> [WORK TO COMPLETE]:
Each entry below must be repeated exactly, with pictures left out.

> [DATA SECTION]:
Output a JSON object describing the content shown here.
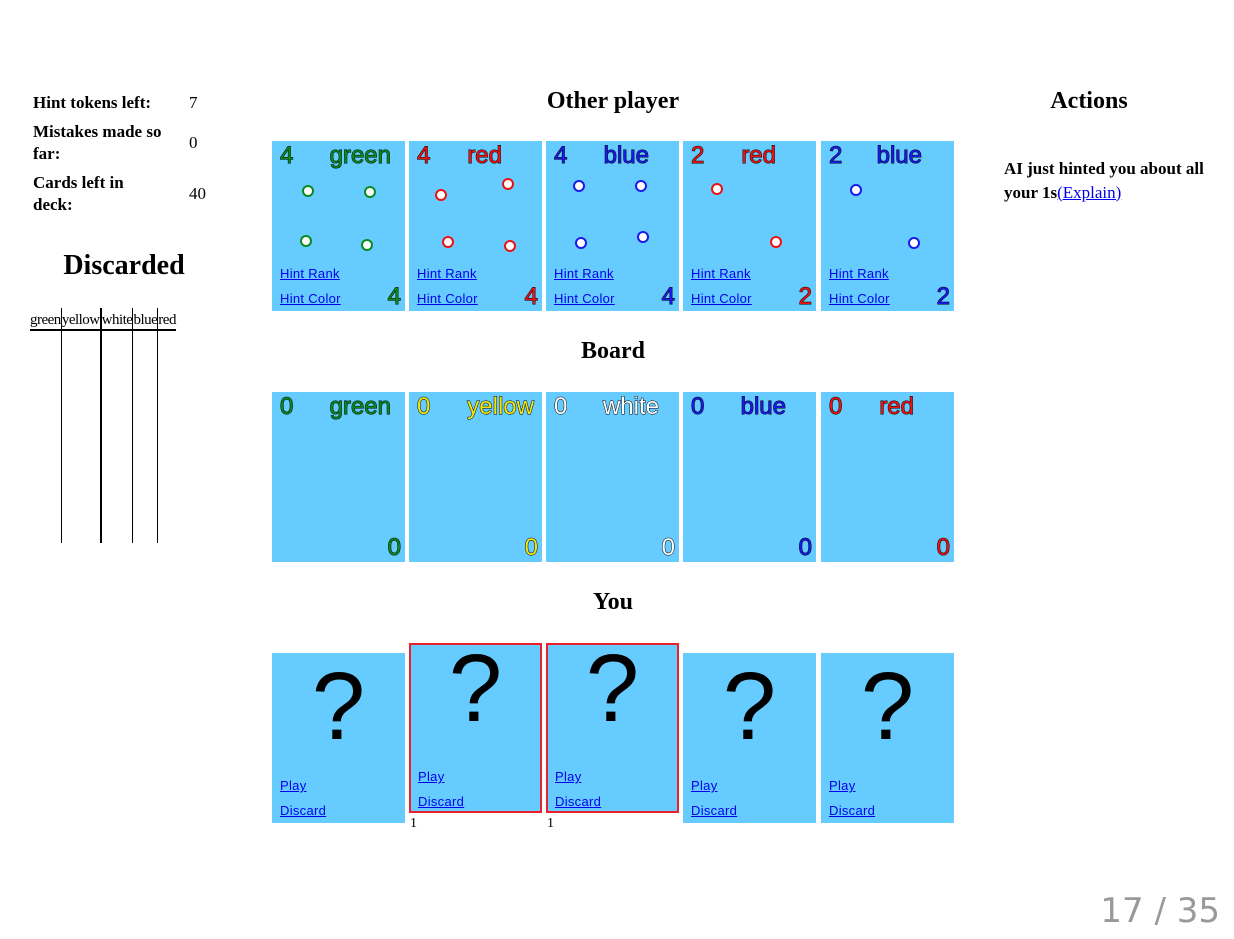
{
  "stats": {
    "hint_tokens_label": "Hint tokens left:",
    "hint_tokens_value": "7",
    "mistakes_label": "Mistakes made so far:",
    "mistakes_value": "0",
    "cards_left_label": "Cards left in deck:",
    "cards_left_value": "40"
  },
  "discarded": {
    "title": "Discarded",
    "columns": [
      "green",
      "yellow",
      "white",
      "blue",
      "red"
    ]
  },
  "other_player": {
    "title": "Other player",
    "hint_rank_label": "Hint Rank",
    "hint_color_label": "Hint Color",
    "cards": [
      {
        "rank": "4",
        "color": "green",
        "hex": "#0a8a1e"
      },
      {
        "rank": "4",
        "color": "red",
        "hex": "#ee1111"
      },
      {
        "rank": "4",
        "color": "blue",
        "hex": "#1a1aee"
      },
      {
        "rank": "2",
        "color": "red",
        "hex": "#ee1111"
      },
      {
        "rank": "2",
        "color": "blue",
        "hex": "#1a1aee"
      }
    ]
  },
  "board": {
    "title": "Board",
    "piles": [
      {
        "rank": "0",
        "color": "green",
        "hex": "#0a8a1e"
      },
      {
        "rank": "0",
        "color": "yellow",
        "hex": "#f2e610"
      },
      {
        "rank": "0",
        "color": "white",
        "hex": "#ffffff"
      },
      {
        "rank": "0",
        "color": "blue",
        "hex": "#1a1aee"
      },
      {
        "rank": "0",
        "color": "red",
        "hex": "#ee1111"
      }
    ]
  },
  "you": {
    "title": "You",
    "play_label": "Play",
    "discard_label": "Discard",
    "unknown_glyph": "?",
    "hint_marker": "1"
  },
  "actions": {
    "title": "Actions",
    "message": "AI just hinted you about all your 1s",
    "explain_link": "(Explain)"
  },
  "slide": {
    "counter": "17 / 35"
  }
}
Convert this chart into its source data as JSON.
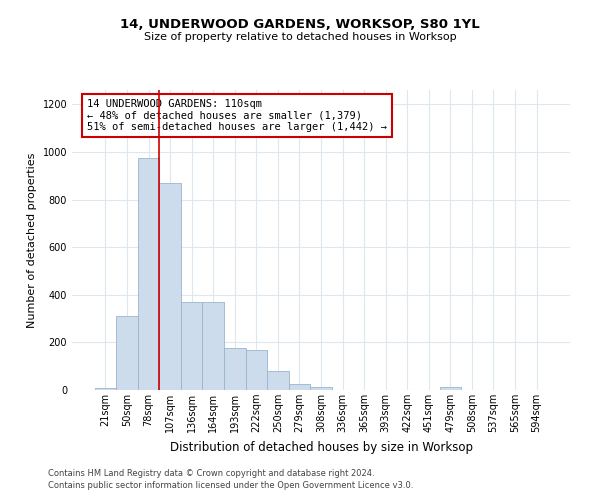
{
  "title1": "14, UNDERWOOD GARDENS, WORKSOP, S80 1YL",
  "title2": "Size of property relative to detached houses in Worksop",
  "xlabel": "Distribution of detached houses by size in Worksop",
  "ylabel": "Number of detached properties",
  "categories": [
    "21sqm",
    "50sqm",
    "78sqm",
    "107sqm",
    "136sqm",
    "164sqm",
    "193sqm",
    "222sqm",
    "250sqm",
    "279sqm",
    "308sqm",
    "336sqm",
    "365sqm",
    "393sqm",
    "422sqm",
    "451sqm",
    "479sqm",
    "508sqm",
    "537sqm",
    "565sqm",
    "594sqm"
  ],
  "bar_heights": [
    10,
    310,
    975,
    870,
    370,
    370,
    175,
    170,
    80,
    25,
    13,
    0,
    0,
    0,
    0,
    0,
    12,
    0,
    0,
    0,
    0
  ],
  "bar_color": "#ccdcec",
  "bar_edge_color": "#9ab4cc",
  "vline_x": 2.5,
  "vline_color": "#cc0000",
  "annotation_text": "14 UNDERWOOD GARDENS: 110sqm\n← 48% of detached houses are smaller (1,379)\n51% of semi-detached houses are larger (1,442) →",
  "annotation_box_color": "#ffffff",
  "annotation_box_edge": "#cc0000",
  "ylim": [
    0,
    1260
  ],
  "yticks": [
    0,
    200,
    400,
    600,
    800,
    1000,
    1200
  ],
  "footer1": "Contains HM Land Registry data © Crown copyright and database right 2024.",
  "footer2": "Contains public sector information licensed under the Open Government Licence v3.0.",
  "background_color": "#ffffff",
  "grid_color": "#dce8f0",
  "title1_fontsize": 9.5,
  "title2_fontsize": 8,
  "ylabel_fontsize": 8,
  "xlabel_fontsize": 8.5,
  "annotation_fontsize": 7.5,
  "tick_fontsize": 7,
  "footer_fontsize": 6
}
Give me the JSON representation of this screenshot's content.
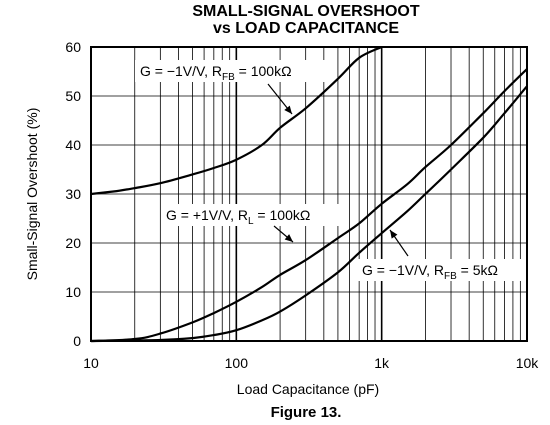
{
  "chart_data": {
    "type": "line",
    "title": [
      "SMALL-SIGNAL OVERSHOOT",
      "vs LOAD CAPACITANCE"
    ],
    "xlabel": "Load Capacitance (pF)",
    "ylabel": "Small-Signal Overshoot (%)",
    "caption": "Figure 13.",
    "x_scale": "log",
    "xlim": [
      10,
      10000
    ],
    "ylim": [
      0,
      60
    ],
    "x_ticks": [
      {
        "value": 10,
        "label": "10"
      },
      {
        "value": 100,
        "label": "100"
      },
      {
        "value": 1000,
        "label": "1k"
      },
      {
        "value": 10000,
        "label": "10k"
      }
    ],
    "y_ticks": [
      0,
      10,
      20,
      30,
      40,
      50,
      60
    ],
    "grid": true,
    "series": [
      {
        "annotation": {
          "pre": "G = −1V/V, R",
          "sub": "FB",
          "post": " = 100kΩ"
        },
        "x": [
          10,
          15,
          20,
          30,
          50,
          70,
          100,
          150,
          200,
          300,
          500,
          700,
          1000
        ],
        "y": [
          30,
          30.6,
          31.2,
          32.2,
          34.0,
          35.3,
          37.0,
          40.0,
          43.5,
          47.5,
          53.5,
          57.8,
          60
        ]
      },
      {
        "annotation": {
          "pre": "G = +1V/V, R",
          "sub": "L",
          "post": " = 100kΩ"
        },
        "x": [
          10,
          20,
          30,
          50,
          70,
          100,
          150,
          200,
          300,
          500,
          700,
          1000,
          1500,
          2000,
          3000,
          5000,
          7000,
          10000
        ],
        "y": [
          0,
          0.4,
          1.5,
          3.8,
          5.7,
          8.0,
          11.0,
          13.5,
          16.5,
          21.0,
          24.0,
          28.0,
          32.0,
          35.5,
          40.0,
          46.5,
          51.0,
          55.5
        ]
      },
      {
        "annotation": {
          "pre": "G = −1V/V, R",
          "sub": "FB",
          "post": " = 5kΩ"
        },
        "x": [
          10,
          30,
          50,
          70,
          100,
          150,
          200,
          300,
          500,
          700,
          1000,
          1500,
          2000,
          3000,
          5000,
          7000,
          10000
        ],
        "y": [
          0,
          0.2,
          0.6,
          1.2,
          2.2,
          4.2,
          6.0,
          9.3,
          14.0,
          18.0,
          22.0,
          26.5,
          30.0,
          35.0,
          41.5,
          46.5,
          52.0
        ]
      }
    ]
  }
}
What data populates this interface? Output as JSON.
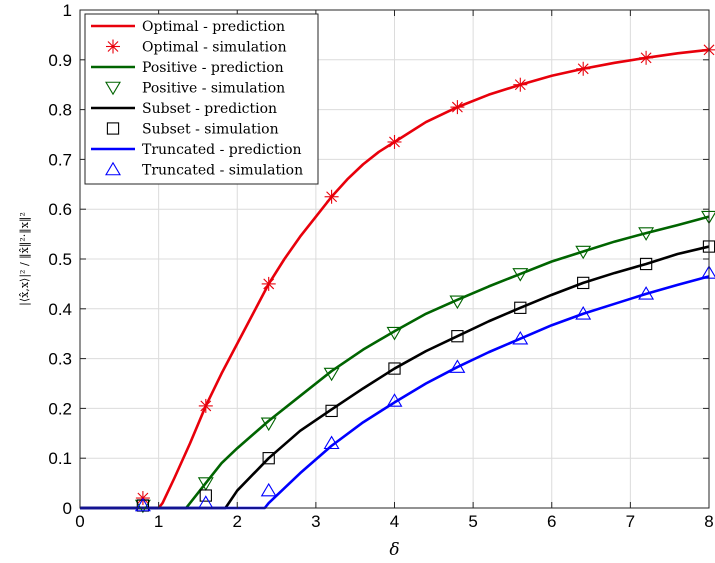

> [WORKED SOLUTION]:
Output a JSON object describing the content shown here.
{
  "stats": {
    "hint_tokens_label": "Hint tokens left:",
    "hint_tokens_value": "7",
    "mistakes_label": "Mistakes made so far:",
    "mistakes_value": "0",
    "cards_left_label": "Cards left in deck:",
    "cards_left_value": "40"
  },
  "discarded": {
    "title": "Discarded",
    "columns": [
      "green",
      "yellow",
      "white",
      "blue",
      "red"
    ]
  },
  "other_player": {
    "title": "Other player",
    "hint_rank_label": "Hint Rank",
    "hint_color_label": "Hint Color",
    "cards": [
      {
        "rank": "4",
        "color": "green",
        "hex": "#0a8a1e"
      },
      {
        "rank": "4",
        "color": "red",
        "hex": "#ee1111"
      },
      {
        "rank": "4",
        "color": "blue",
        "hex": "#1a1aee"
      },
      {
        "rank": "2",
        "color": "red",
        "hex": "#ee1111"
      },
      {
        "rank": "2",
        "color": "blue",
        "hex": "#1a1aee"
      }
    ]
  },
  "board": {
    "title": "Board",
    "piles": [
      {
        "rank": "0",
        "color": "green",
        "hex": "#0a8a1e"
      },
      {
        "rank": "0",
        "color": "yellow",
        "hex": "#f2e610"
      },
      {
        "rank": "0",
        "color": "white",
        "hex": "#ffffff"
      },
      {
        "rank": "0",
        "color": "blue",
        "hex": "#1a1aee"
      },
      {
        "rank": "0",
        "color": "red",
        "hex": "#ee1111"
      }
    ]
  },
  "you": {
    "title": "You",
    "play_label": "Play",
    "discard_label": "Discard",
    "unknown_glyph": "?",
    "hint_marker": "1"
  },
  "actions": {
    "title": "Actions",
    "message": "AI just hinted you about all your 1s",
    "explain_link": "(Explain)"
  },
  "slide": {
    "counter": "17 / 35"
  }
}
Convert this chart into its source data as JSON.
{
  "title1": "14, UNDERWOOD GARDENS, WORKSOP, S80 1YL",
  "title2": "Size of property relative to detached houses in Worksop",
  "xlabel": "Distribution of detached houses by size in Worksop",
  "ylabel": "Number of detached properties",
  "categories": [
    "21sqm",
    "50sqm",
    "78sqm",
    "107sqm",
    "136sqm",
    "164sqm",
    "193sqm",
    "222sqm",
    "250sqm",
    "279sqm",
    "308sqm",
    "336sqm",
    "365sqm",
    "393sqm",
    "422sqm",
    "451sqm",
    "479sqm",
    "508sqm",
    "537sqm",
    "565sqm",
    "594sqm"
  ],
  "bar_heights": [
    10,
    310,
    975,
    870,
    370,
    370,
    175,
    170,
    80,
    25,
    13,
    0,
    0,
    0,
    0,
    0,
    12,
    0,
    0,
    0,
    0
  ],
  "bar_color": "#ccdcec",
  "bar_edge_color": "#9ab4cc",
  "vline_x": 2.5,
  "vline_color": "#cc0000",
  "annotation_text": "14 UNDERWOOD GARDENS: 110sqm\n← 48% of detached houses are smaller (1,379)\n51% of semi-detached houses are larger (1,442) →",
  "annotation_box_color": "#ffffff",
  "annotation_box_edge": "#cc0000",
  "ylim": [
    0,
    1260
  ],
  "yticks": [
    0,
    200,
    400,
    600,
    800,
    1000,
    1200
  ],
  "footer1": "Contains HM Land Registry data © Crown copyright and database right 2024.",
  "footer2": "Contains public sector information licensed under the Open Government Licence v3.0.",
  "background_color": "#ffffff",
  "grid_color": "#dce8f0",
  "title1_fontsize": 9.5,
  "title2_fontsize": 8,
  "ylabel_fontsize": 8,
  "xlabel_fontsize": 8.5,
  "annotation_fontsize": 7.5,
  "tick_fontsize": 7,
  "footer_fontsize": 6
}
Give me the JSON representation of this screenshot's content.
{
  "chart_data": {
    "type": "line",
    "title": [
      "SMALL-SIGNAL OVERSHOOT",
      "vs LOAD CAPACITANCE"
    ],
    "xlabel": "Load Capacitance (pF)",
    "ylabel": "Small-Signal Overshoot (%)",
    "caption": "Figure 13.",
    "x_scale": "log",
    "xlim": [
      10,
      10000
    ],
    "ylim": [
      0,
      60
    ],
    "x_ticks": [
      {
        "value": 10,
        "label": "10"
      },
      {
        "value": 100,
        "label": "100"
      },
      {
        "value": 1000,
        "label": "1k"
      },
      {
        "value": 10000,
        "label": "10k"
      }
    ],
    "y_ticks": [
      0,
      10,
      20,
      30,
      40,
      50,
      60
    ],
    "grid": true,
    "series": [
      {
        "annotation": {
          "pre": "G = −1V/V, R",
          "sub": "FB",
          "post": " = 100kΩ"
        },
        "x": [
          10,
          15,
          20,
          30,
          50,
          70,
          100,
          150,
          200,
          300,
          500,
          700,
          1000
        ],
        "y": [
          30,
          30.6,
          31.2,
          32.2,
          34.0,
          35.3,
          37.0,
          40.0,
          43.5,
          47.5,
          53.5,
          57.8,
          60
        ]
      },
      {
        "annotation": {
          "pre": "G = +1V/V, R",
          "sub": "L",
          "post": " = 100kΩ"
        },
        "x": [
          10,
          20,
          30,
          50,
          70,
          100,
          150,
          200,
          300,
          500,
          700,
          1000,
          1500,
          2000,
          3000,
          5000,
          7000,
          10000
        ],
        "y": [
          0,
          0.4,
          1.5,
          3.8,
          5.7,
          8.0,
          11.0,
          13.5,
          16.5,
          21.0,
          24.0,
          28.0,
          32.0,
          35.5,
          40.0,
          46.5,
          51.0,
          55.5
        ]
      },
      {
        "annotation": {
          "pre": "G = −1V/V, R",
          "sub": "FB",
          "post": " = 5kΩ"
        },
        "x": [
          10,
          30,
          50,
          70,
          100,
          150,
          200,
          300,
          500,
          700,
          1000,
          1500,
          2000,
          3000,
          5000,
          7000,
          10000
        ],
        "y": [
          0,
          0.2,
          0.6,
          1.2,
          2.2,
          4.2,
          6.0,
          9.3,
          14.0,
          18.0,
          22.0,
          26.5,
          30.0,
          35.0,
          41.5,
          46.5,
          52.0
        ]
      }
    ]
  }
}
What data populates this interface? Output as JSON.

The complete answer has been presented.